[start of Data in this exercise]
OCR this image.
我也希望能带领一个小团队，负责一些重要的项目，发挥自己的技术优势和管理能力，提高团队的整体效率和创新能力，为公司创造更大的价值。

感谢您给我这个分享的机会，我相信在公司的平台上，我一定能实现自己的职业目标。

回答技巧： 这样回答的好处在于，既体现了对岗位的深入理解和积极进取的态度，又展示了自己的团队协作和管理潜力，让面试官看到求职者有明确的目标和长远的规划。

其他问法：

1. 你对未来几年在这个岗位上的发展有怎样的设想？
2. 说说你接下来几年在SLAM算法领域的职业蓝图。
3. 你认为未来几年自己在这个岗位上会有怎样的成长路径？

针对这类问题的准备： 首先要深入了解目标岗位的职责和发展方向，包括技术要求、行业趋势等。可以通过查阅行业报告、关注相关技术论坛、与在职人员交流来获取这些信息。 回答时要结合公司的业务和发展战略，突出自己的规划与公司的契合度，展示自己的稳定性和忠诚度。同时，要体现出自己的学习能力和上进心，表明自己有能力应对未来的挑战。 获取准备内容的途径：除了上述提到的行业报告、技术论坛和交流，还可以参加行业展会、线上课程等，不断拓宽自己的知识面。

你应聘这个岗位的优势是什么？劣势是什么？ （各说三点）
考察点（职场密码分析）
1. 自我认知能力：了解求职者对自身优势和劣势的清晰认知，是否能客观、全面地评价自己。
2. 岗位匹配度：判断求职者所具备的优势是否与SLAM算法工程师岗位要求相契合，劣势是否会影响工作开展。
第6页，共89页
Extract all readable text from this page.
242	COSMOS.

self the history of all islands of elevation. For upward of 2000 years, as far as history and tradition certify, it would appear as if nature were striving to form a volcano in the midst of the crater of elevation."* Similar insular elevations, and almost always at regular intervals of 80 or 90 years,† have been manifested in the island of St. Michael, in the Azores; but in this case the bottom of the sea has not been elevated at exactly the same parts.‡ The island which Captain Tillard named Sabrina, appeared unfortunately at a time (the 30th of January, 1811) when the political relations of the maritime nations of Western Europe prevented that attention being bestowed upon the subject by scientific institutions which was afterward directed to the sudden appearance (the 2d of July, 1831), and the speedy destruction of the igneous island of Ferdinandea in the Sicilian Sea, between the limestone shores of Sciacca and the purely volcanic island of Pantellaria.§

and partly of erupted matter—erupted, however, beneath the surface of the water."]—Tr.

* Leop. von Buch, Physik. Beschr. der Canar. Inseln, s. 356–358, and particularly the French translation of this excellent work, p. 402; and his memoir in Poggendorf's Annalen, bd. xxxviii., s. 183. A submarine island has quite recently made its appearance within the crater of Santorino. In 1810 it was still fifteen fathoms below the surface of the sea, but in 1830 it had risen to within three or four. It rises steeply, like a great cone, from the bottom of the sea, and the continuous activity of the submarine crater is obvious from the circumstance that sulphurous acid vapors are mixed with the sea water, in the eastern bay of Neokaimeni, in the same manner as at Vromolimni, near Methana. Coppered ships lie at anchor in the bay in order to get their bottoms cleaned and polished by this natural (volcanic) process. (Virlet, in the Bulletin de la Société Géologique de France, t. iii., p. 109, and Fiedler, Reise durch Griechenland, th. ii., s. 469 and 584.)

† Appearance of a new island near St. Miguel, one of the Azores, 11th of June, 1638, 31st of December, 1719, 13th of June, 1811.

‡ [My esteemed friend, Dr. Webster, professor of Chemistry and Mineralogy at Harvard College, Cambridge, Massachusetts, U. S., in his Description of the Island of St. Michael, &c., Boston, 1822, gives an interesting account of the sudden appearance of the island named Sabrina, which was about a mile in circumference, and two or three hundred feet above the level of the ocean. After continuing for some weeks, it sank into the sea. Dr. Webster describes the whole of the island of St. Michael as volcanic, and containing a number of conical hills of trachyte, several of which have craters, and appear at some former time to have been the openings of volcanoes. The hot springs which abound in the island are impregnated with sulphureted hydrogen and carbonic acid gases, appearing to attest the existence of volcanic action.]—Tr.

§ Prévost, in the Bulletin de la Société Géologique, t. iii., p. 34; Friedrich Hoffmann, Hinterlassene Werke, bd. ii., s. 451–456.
[end of Data in this exercise]
• [Task goal]: Set down every line of the listing above again, exactly as given.

• [Result of this exercise]:
OCR this image.
我也希望能带领一个小团队，负责一些重要的项目，发挥自己的技术优势和管理能力，提高团队的整体效率和创新能力，为公司创造更大的价值。

感谢您给我这个分享的机会，我相信在公司的平台上，我一定能实现自己的职业目标。

回答技巧： 这样回答的好处在于，既体现了对岗位的深入理解和积极进取的态度，又展示了自己的团队协作和管理潜力，让面试官看到求职者有明确的目标和长远的规划。

其他问法：

1. 你对未来几年在这个岗位上的发展有怎样的设想？
2. 说说你接下来几年在SLAM算法领域的职业蓝图。
3. 你认为未来几年自己在这个岗位上会有怎样的成长路径？

针对这类问题的准备： 首先要深入了解目标岗位的职责和发展方向，包括技术要求、行业趋势等。可以通过查阅行业报告、关注相关技术论坛、与在职人员交流来获取这些信息。 回答时要结合公司的业务和发展战略，突出自己的规划与公司的契合度，展示自己的稳定性和忠诚度。同时，要体现出自己的学习能力和上进心，表明自己有能力应对未来的挑战。 获取准备内容的途径：除了上述提到的行业报告、技术论坛和交流，还可以参加行业展会、线上课程等，不断拓宽自己的知识面。

你应聘这个岗位的优势是什么？劣势是什么？ （各说三点）
考察点（职场密码分析）
1. 自我认知能力：了解求职者对自身优势和劣势的清晰认知，是否能客观、全面地评价自己。
2. 岗位匹配度：判断求职者所具备的优势是否与SLAM算法工程师岗位要求相契合，劣势是否会影响工作开展。
第6页，共89页
Extract all readable text from this page.
242	COSMOS.

self the history of all islands of elevation. For upward of 2000 years, as far as history and tradition certify, it would appear as if nature were striving to form a volcano in the midst of the crater of elevation."* Similar insular elevations, and almost always at regular intervals of 80 or 90 years,† have been manifested in the island of St. Michael, in the Azores; but in this case the bottom of the sea has not been elevated at exactly the same parts.‡ The island which Captain Tillard named Sabrina, appeared unfortunately at a time (the 30th of January, 1811) when the political relations of the maritime nations of Western Europe prevented that attention being bestowed upon the subject by scientific institutions which was afterward directed to the sudden appearance (the 2d of July, 1831), and the speedy destruction of the igneous island of Ferdinandea in the Sicilian Sea, between the limestone shores of Sciacca and the purely volcanic island of Pantellaria.§

and partly of erupted matter—erupted, however, beneath the surface of the water."]—Tr.

* Leop. von Buch, Physik. Beschr. der Canar. Inseln, s. 356–358, and particularly the French translation of this excellent work, p. 402; and his memoir in Poggendorf's Annalen, bd. xxxviii., s. 183. A submarine island has quite recently made its appearance within the crater of Santorino. In 1810 it was still fifteen fathoms below the surface of the sea, but in 1830 it had risen to within three or four. It rises steeply, like a great cone, from the bottom of the sea, and the continuous activity of the submarine crater is obvious from the circumstance that sulphurous acid vapors are mixed with the sea water, in the eastern bay of Neokaimeni, in the same manner as at Vromolimni, near Methana. Coppered ships lie at anchor in the bay in order to get their bottoms cleaned and polished by this natural (volcanic) process. (Virlet, in the Bulletin de la Société Géologique de France, t. iii., p. 109, and Fiedler, Reise durch Griechenland, th. ii., s. 469 and 584.)

† Appearance of a new island near St. Miguel, one of the Azores, 11th of June, 1638, 31st of December, 1719, 13th of June, 1811.

‡ [My esteemed friend, Dr. Webster, professor of Chemistry and Mineralogy at Harvard College, Cambridge, Massachusetts, U. S., in his Description of the Island of St. Michael, &c., Boston, 1822, gives an interesting account of the sudden appearance of the island named Sabrina, which was about a mile in circumference, and two or three hundred feet above the level of the ocean. After continuing for some weeks, it sank into the sea. Dr. Webster describes the whole of the island of St. Michael as volcanic, and containing a number of conical hills of trachyte, several of which have craters, and appear at some former time to have been the openings of volcanoes. The hot springs which abound in the island are impregnated with sulphureted hydrogen and carbonic acid gases, appearing to attest the existence of volcanic action.]—Tr.

§ Prévost, in the Bulletin de la Société Géologique, t. iii., p. 34; Friedrich Hoffmann, Hinterlassene Werke, bd. ii., s. 451–456.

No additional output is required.